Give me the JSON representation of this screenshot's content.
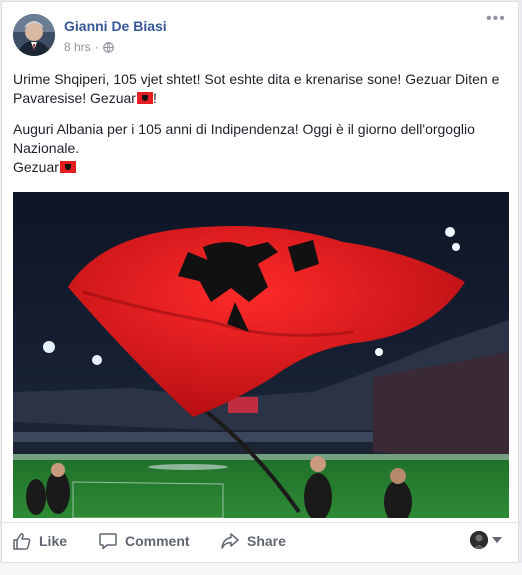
{
  "post": {
    "author": "Gianni De Biasi",
    "time": "8 hrs",
    "privacy_icon": "globe-icon",
    "text_line1": "Urime Shqiperi, 105 vjet shtet! Sot eshte dita e krenarise sone! Gezuar Diten e Pavaresise! Gezuar",
    "text_line1_end": "!",
    "text_line2": "Auguri Albania per i 105 anni di Indipendenza! Oggi è il giorno dell'orgoglio Nazionale.",
    "text_line3": "Gezuar",
    "flag_emoji": "albania-flag-emoji",
    "image": "photo-albanian-flag-stadium"
  },
  "actions": {
    "like": "Like",
    "comment": "Comment",
    "share": "Share"
  },
  "colors": {
    "author_link": "#365899",
    "flag_red": "#e41e20",
    "action_gray": "#606770"
  }
}
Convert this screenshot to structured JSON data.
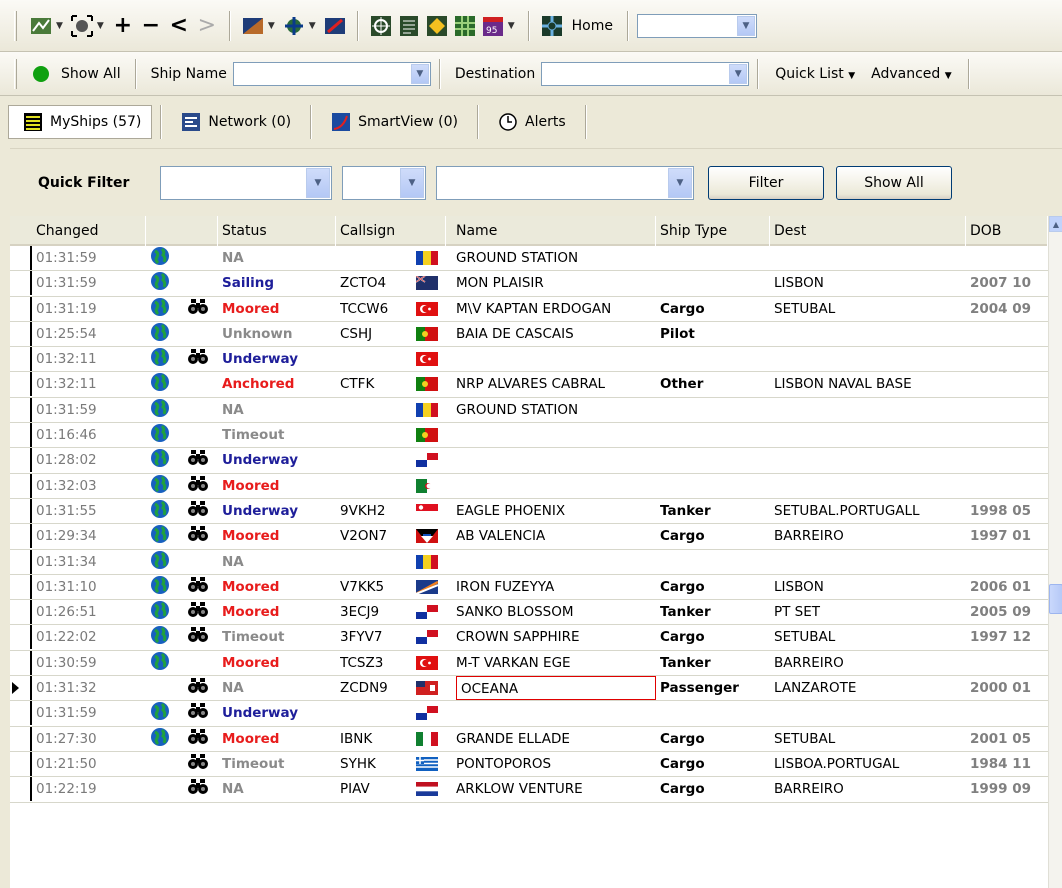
{
  "toolbar_main": {
    "home_label": "Home",
    "home_combo_value": ""
  },
  "toolbar_search": {
    "show_all_label": "Show All",
    "ship_name_label": "Ship Name",
    "ship_name_value": "",
    "destination_label": "Destination",
    "destination_value": "",
    "quick_list_label": "Quick List",
    "advanced_label": "Advanced"
  },
  "tabs": [
    {
      "label": "MyShips (57)"
    },
    {
      "label": "Network (0)"
    },
    {
      "label": "SmartView (0)"
    },
    {
      "label": "Alerts"
    }
  ],
  "quick_filter": {
    "label": "Quick Filter",
    "combo1_value": "",
    "combo2_value": "",
    "combo3_value": "",
    "filter_button": "Filter",
    "show_all_button": "Show All"
  },
  "grid": {
    "columns": [
      "Changed",
      "Status",
      "Callsign",
      "Name",
      "Ship Type",
      "Dest",
      "DOB"
    ],
    "rows": [
      {
        "changed": "01:31:59",
        "globe": true,
        "bino": false,
        "status": "NA",
        "callsign": "",
        "flag": "andorra",
        "name": "GROUND STATION",
        "type": "",
        "dest": "",
        "dob": ""
      },
      {
        "changed": "01:31:59",
        "globe": true,
        "bino": false,
        "status": "Sailing",
        "callsign": "ZCTO4",
        "flag": "blue-ensign",
        "name": "MON PLAISIR",
        "type": "",
        "dest": "LISBON",
        "dob": "2007 10"
      },
      {
        "changed": "01:31:19",
        "globe": true,
        "bino": true,
        "status": "Moored",
        "callsign": "TCCW6",
        "flag": "turkey",
        "name": "M\\V KAPTAN ERDOGAN",
        "type": "Cargo",
        "dest": "SETUBAL",
        "dob": "2004 09"
      },
      {
        "changed": "01:25:54",
        "globe": true,
        "bino": false,
        "status": "Unknown",
        "callsign": "CSHJ",
        "flag": "portugal",
        "name": "BAIA DE CASCAIS",
        "type": "Pilot",
        "dest": "",
        "dob": ""
      },
      {
        "changed": "01:32:11",
        "globe": true,
        "bino": true,
        "status": "Underway",
        "callsign": "",
        "flag": "turkey",
        "name": "",
        "type": "",
        "dest": "",
        "dob": ""
      },
      {
        "changed": "01:32:11",
        "globe": true,
        "bino": false,
        "status": "Anchored",
        "callsign": "CTFK",
        "flag": "portugal",
        "name": "NRP ALVARES CABRAL",
        "type": "Other",
        "dest": "LISBON NAVAL BASE",
        "dob": ""
      },
      {
        "changed": "01:31:59",
        "globe": true,
        "bino": false,
        "status": "NA",
        "callsign": "",
        "flag": "andorra",
        "name": "GROUND STATION",
        "type": "",
        "dest": "",
        "dob": ""
      },
      {
        "changed": "01:16:46",
        "globe": true,
        "bino": false,
        "status": "Timeout",
        "callsign": "",
        "flag": "portugal",
        "name": "",
        "type": "",
        "dest": "",
        "dob": ""
      },
      {
        "changed": "01:28:02",
        "globe": true,
        "bino": true,
        "status": "Underway",
        "callsign": "",
        "flag": "panama",
        "name": "",
        "type": "",
        "dest": "",
        "dob": ""
      },
      {
        "changed": "01:32:03",
        "globe": true,
        "bino": true,
        "status": "Moored",
        "callsign": "",
        "flag": "algeria",
        "name": "",
        "type": "",
        "dest": "",
        "dob": ""
      },
      {
        "changed": "01:31:55",
        "globe": true,
        "bino": true,
        "status": "Underway",
        "callsign": "9VKH2",
        "flag": "singapore",
        "name": "EAGLE PHOENIX",
        "type": "Tanker",
        "dest": "SETUBAL.PORTUGALL",
        "dob": "1998 05"
      },
      {
        "changed": "01:29:34",
        "globe": true,
        "bino": true,
        "status": "Moored",
        "callsign": "V2ON7",
        "flag": "antigua",
        "name": "AB VALENCIA",
        "type": "Cargo",
        "dest": "BARREIRO",
        "dob": "1997 01"
      },
      {
        "changed": "01:31:34",
        "globe": true,
        "bino": false,
        "status": "NA",
        "callsign": "",
        "flag": "andorra",
        "name": "",
        "type": "",
        "dest": "",
        "dob": ""
      },
      {
        "changed": "01:31:10",
        "globe": true,
        "bino": true,
        "status": "Moored",
        "callsign": "V7KK5",
        "flag": "marshall",
        "name": "IRON FUZEYYA",
        "type": "Cargo",
        "dest": "LISBON",
        "dob": "2006 01"
      },
      {
        "changed": "01:26:51",
        "globe": true,
        "bino": true,
        "status": "Moored",
        "callsign": "3ECJ9",
        "flag": "panama",
        "name": "SANKO BLOSSOM",
        "type": "Tanker",
        "dest": "PT SET",
        "dob": "2005 09"
      },
      {
        "changed": "01:22:02",
        "globe": true,
        "bino": true,
        "status": "Timeout",
        "callsign": "3FYV7",
        "flag": "panama",
        "name": "CROWN SAPPHIRE",
        "type": "Cargo",
        "dest": "SETUBAL",
        "dob": "1997 12"
      },
      {
        "changed": "01:30:59",
        "globe": true,
        "bino": false,
        "status": "Moored",
        "callsign": "TCSZ3",
        "flag": "turkey",
        "name": "M-T VARKAN EGE",
        "type": "Tanker",
        "dest": "BARREIRO",
        "dob": ""
      },
      {
        "changed": "01:31:32",
        "globe": false,
        "bino": true,
        "status": "NA",
        "callsign": "ZCDN9",
        "flag": "bermuda",
        "name": "OCEANA",
        "type": "Passenger",
        "dest": "LANZAROTE",
        "dob": "2000 01",
        "selected": true
      },
      {
        "changed": "01:31:59",
        "globe": true,
        "bino": true,
        "status": "Underway",
        "callsign": "",
        "flag": "panama",
        "name": "",
        "type": "",
        "dest": "",
        "dob": ""
      },
      {
        "changed": "01:27:30",
        "globe": true,
        "bino": true,
        "status": "Moored",
        "callsign": "IBNK",
        "flag": "italy",
        "name": "GRANDE ELLADE",
        "type": "Cargo",
        "dest": "SETUBAL",
        "dob": "2001 05"
      },
      {
        "changed": "01:21:50",
        "globe": false,
        "bino": true,
        "status": "Timeout",
        "callsign": "SYHK",
        "flag": "greece",
        "name": "PONTOPOROS",
        "type": "Cargo",
        "dest": "LISBOA.PORTUGAL",
        "dob": "1984 11"
      },
      {
        "changed": "01:22:19",
        "globe": false,
        "bino": true,
        "status": "NA",
        "callsign": "PIAV",
        "flag": "netherlands",
        "name": "ARKLOW VENTURE",
        "type": "Cargo",
        "dest": "BARREIRO",
        "dob": "1999 09"
      }
    ]
  }
}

########################################

CHALLENGE -> Leave the images out, please, and restate each line word for word.

PROBLEM SOLUTION ->
Give me the JSON representation of this screenshot's content.
{
  "post": {
    "author": "Gianni De Biasi",
    "time": "8 hrs",
    "privacy_icon": "globe-icon",
    "text_line1": "Urime Shqiperi, 105 vjet shtet! Sot eshte dita e krenarise sone! Gezuar Diten e Pavaresise! Gezuar",
    "text_line1_end": "!",
    "text_line2": "Auguri Albania per i 105 anni di Indipendenza! Oggi è il giorno dell'orgoglio Nazionale.",
    "text_line3": "Gezuar",
    "flag_emoji": "albania-flag-emoji",
    "image": "photo-albanian-flag-stadium"
  },
  "actions": {
    "like": "Like",
    "comment": "Comment",
    "share": "Share"
  },
  "colors": {
    "author_link": "#365899",
    "flag_red": "#e41e20",
    "action_gray": "#606770"
  }
}
Convert this screenshot to structured JSON data.
{
  "toolbar_main": {
    "home_label": "Home",
    "home_combo_value": ""
  },
  "toolbar_search": {
    "show_all_label": "Show All",
    "ship_name_label": "Ship Name",
    "ship_name_value": "",
    "destination_label": "Destination",
    "destination_value": "",
    "quick_list_label": "Quick List",
    "advanced_label": "Advanced"
  },
  "tabs": [
    {
      "label": "MyShips (57)"
    },
    {
      "label": "Network (0)"
    },
    {
      "label": "SmartView (0)"
    },
    {
      "label": "Alerts"
    }
  ],
  "quick_filter": {
    "label": "Quick Filter",
    "combo1_value": "",
    "combo2_value": "",
    "combo3_value": "",
    "filter_button": "Filter",
    "show_all_button": "Show All"
  },
  "grid": {
    "columns": [
      "Changed",
      "Status",
      "Callsign",
      "Name",
      "Ship Type",
      "Dest",
      "DOB"
    ],
    "rows": [
      {
        "changed": "01:31:59",
        "globe": true,
        "bino": false,
        "status": "NA",
        "callsign": "",
        "flag": "andorra",
        "name": "GROUND STATION",
        "type": "",
        "dest": "",
        "dob": ""
      },
      {
        "changed": "01:31:59",
        "globe": true,
        "bino": false,
        "status": "Sailing",
        "callsign": "ZCTO4",
        "flag": "blue-ensign",
        "name": "MON PLAISIR",
        "type": "",
        "dest": "LISBON",
        "dob": "2007 10"
      },
      {
        "changed": "01:31:19",
        "globe": true,
        "bino": true,
        "status": "Moored",
        "callsign": "TCCW6",
        "flag": "turkey",
        "name": "M\\V KAPTAN ERDOGAN",
        "type": "Cargo",
        "dest": "SETUBAL",
        "dob": "2004 09"
      },
      {
        "changed": "01:25:54",
        "globe": true,
        "bino": false,
        "status": "Unknown",
        "callsign": "CSHJ",
        "flag": "portugal",
        "name": "BAIA DE CASCAIS",
        "type": "Pilot",
        "dest": "",
        "dob": ""
      },
      {
        "changed": "01:32:11",
        "globe": true,
        "bino": true,
        "status": "Underway",
        "callsign": "",
        "flag": "turkey",
        "name": "",
        "type": "",
        "dest": "",
        "dob": ""
      },
      {
        "changed": "01:32:11",
        "globe": true,
        "bino": false,
        "status": "Anchored",
        "callsign": "CTFK",
        "flag": "portugal",
        "name": "NRP ALVARES CABRAL",
        "type": "Other",
        "dest": "LISBON NAVAL BASE",
        "dob": ""
      },
      {
        "changed": "01:31:59",
        "globe": true,
        "bino": false,
        "status": "NA",
        "callsign": "",
        "flag": "andorra",
        "name": "GROUND STATION",
        "type": "",
        "dest": "",
        "dob": ""
      },
      {
        "changed": "01:16:46",
        "globe": true,
        "bino": false,
        "status": "Timeout",
        "callsign": "",
        "flag": "portugal",
        "name": "",
        "type": "",
        "dest": "",
        "dob": ""
      },
      {
        "changed": "01:28:02",
        "globe": true,
        "bino": true,
        "status": "Underway",
        "callsign": "",
        "flag": "panama",
        "name": "",
        "type": "",
        "dest": "",
        "dob": ""
      },
      {
        "changed": "01:32:03",
        "globe": true,
        "bino": true,
        "status": "Moored",
        "callsign": "",
        "flag": "algeria",
        "name": "",
        "type": "",
        "dest": "",
        "dob": ""
      },
      {
        "changed": "01:31:55",
        "globe": true,
        "bino": true,
        "status": "Underway",
        "callsign": "9VKH2",
        "flag": "singapore",
        "name": "EAGLE PHOENIX",
        "type": "Tanker",
        "dest": "SETUBAL.PORTUGALL",
        "dob": "1998 05"
      },
      {
        "changed": "01:29:34",
        "globe": true,
        "bino": true,
        "status": "Moored",
        "callsign": "V2ON7",
        "flag": "antigua",
        "name": "AB VALENCIA",
        "type": "Cargo",
        "dest": "BARREIRO",
        "dob": "1997 01"
      },
      {
        "changed": "01:31:34",
        "globe": true,
        "bino": false,
        "status": "NA",
        "callsign": "",
        "flag": "andorra",
        "name": "",
        "type": "",
        "dest": "",
        "dob": ""
      },
      {
        "changed": "01:31:10",
        "globe": true,
        "bino": true,
        "status": "Moored",
        "callsign": "V7KK5",
        "flag": "marshall",
        "name": "IRON FUZEYYA",
        "type": "Cargo",
        "dest": "LISBON",
        "dob": "2006 01"
      },
      {
        "changed": "01:26:51",
        "globe": true,
        "bino": true,
        "status": "Moored",
        "callsign": "3ECJ9",
        "flag": "panama",
        "name": "SANKO BLOSSOM",
        "type": "Tanker",
        "dest": "PT SET",
        "dob": "2005 09"
      },
      {
        "changed": "01:22:02",
        "globe": true,
        "bino": true,
        "status": "Timeout",
        "callsign": "3FYV7",
        "flag": "panama",
        "name": "CROWN SAPPHIRE",
        "type": "Cargo",
        "dest": "SETUBAL",
        "dob": "1997 12"
      },
      {
        "changed": "01:30:59",
        "globe": true,
        "bino": false,
        "status": "Moored",
        "callsign": "TCSZ3",
        "flag": "turkey",
        "name": "M-T VARKAN EGE",
        "type": "Tanker",
        "dest": "BARREIRO",
        "dob": ""
      },
      {
        "changed": "01:31:32",
        "globe": false,
        "bino": true,
        "status": "NA",
        "callsign": "ZCDN9",
        "flag": "bermuda",
        "name": "OCEANA",
        "type": "Passenger",
        "dest": "LANZAROTE",
        "dob": "2000 01",
        "selected": true
      },
      {
        "changed": "01:31:59",
        "globe": true,
        "bino": true,
        "status": "Underway",
        "callsign": "",
        "flag": "panama",
        "name": "",
        "type": "",
        "dest": "",
        "dob": ""
      },
      {
        "changed": "01:27:30",
        "globe": true,
        "bino": true,
        "status": "Moored",
        "callsign": "IBNK",
        "flag": "italy",
        "name": "GRANDE ELLADE",
        "type": "Cargo",
        "dest": "SETUBAL",
        "dob": "2001 05"
      },
      {
        "changed": "01:21:50",
        "globe": false,
        "bino": true,
        "status": "Timeout",
        "callsign": "SYHK",
        "flag": "greece",
        "name": "PONTOPOROS",
        "type": "Cargo",
        "dest": "LISBOA.PORTUGAL",
        "dob": "1984 11"
      },
      {
        "changed": "01:22:19",
        "globe": false,
        "bino": true,
        "status": "NA",
        "callsign": "PIAV",
        "flag": "netherlands",
        "name": "ARKLOW VENTURE",
        "type": "Cargo",
        "dest": "BARREIRO",
        "dob": "1999 09"
      }
    ]
  }
}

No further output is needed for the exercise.